> **What the task asks**: Would you copy out the whole listing exactly as given?

[start Data supplied]

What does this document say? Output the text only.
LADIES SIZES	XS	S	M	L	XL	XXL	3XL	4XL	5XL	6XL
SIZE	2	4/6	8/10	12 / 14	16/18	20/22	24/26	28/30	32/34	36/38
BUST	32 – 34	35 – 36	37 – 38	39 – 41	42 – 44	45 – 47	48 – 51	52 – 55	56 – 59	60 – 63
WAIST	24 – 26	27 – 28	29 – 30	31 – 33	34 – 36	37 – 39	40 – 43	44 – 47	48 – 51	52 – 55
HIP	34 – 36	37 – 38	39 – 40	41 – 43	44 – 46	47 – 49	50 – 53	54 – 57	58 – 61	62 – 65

[end Data supplied]

> **The reply**:
What does this document say? Output the text only.
LADIES SIZES	XS	S	M	L	XL	XXL	3XL	4XL	5XL	6XL
SIZE	2	4/6	8/10	12 / 14	16/18	20/22	24/26	28/30	32/34	36/38
BUST	32 – 34	35 – 36	37 – 38	39 – 41	42 – 44	45 – 47	48 – 51	52 – 55	56 – 59	60 – 63
WAIST	24 – 26	27 – 28	29 – 30	31 – 33	34 – 36	37 – 39	40 – 43	44 – 47	48 – 51	52 – 55
HIP	34 – 36	37 – 38	39 – 40	41 – 43	44 – 46	47 – 49	50 – 53	54 – 57	58 – 61	62 – 65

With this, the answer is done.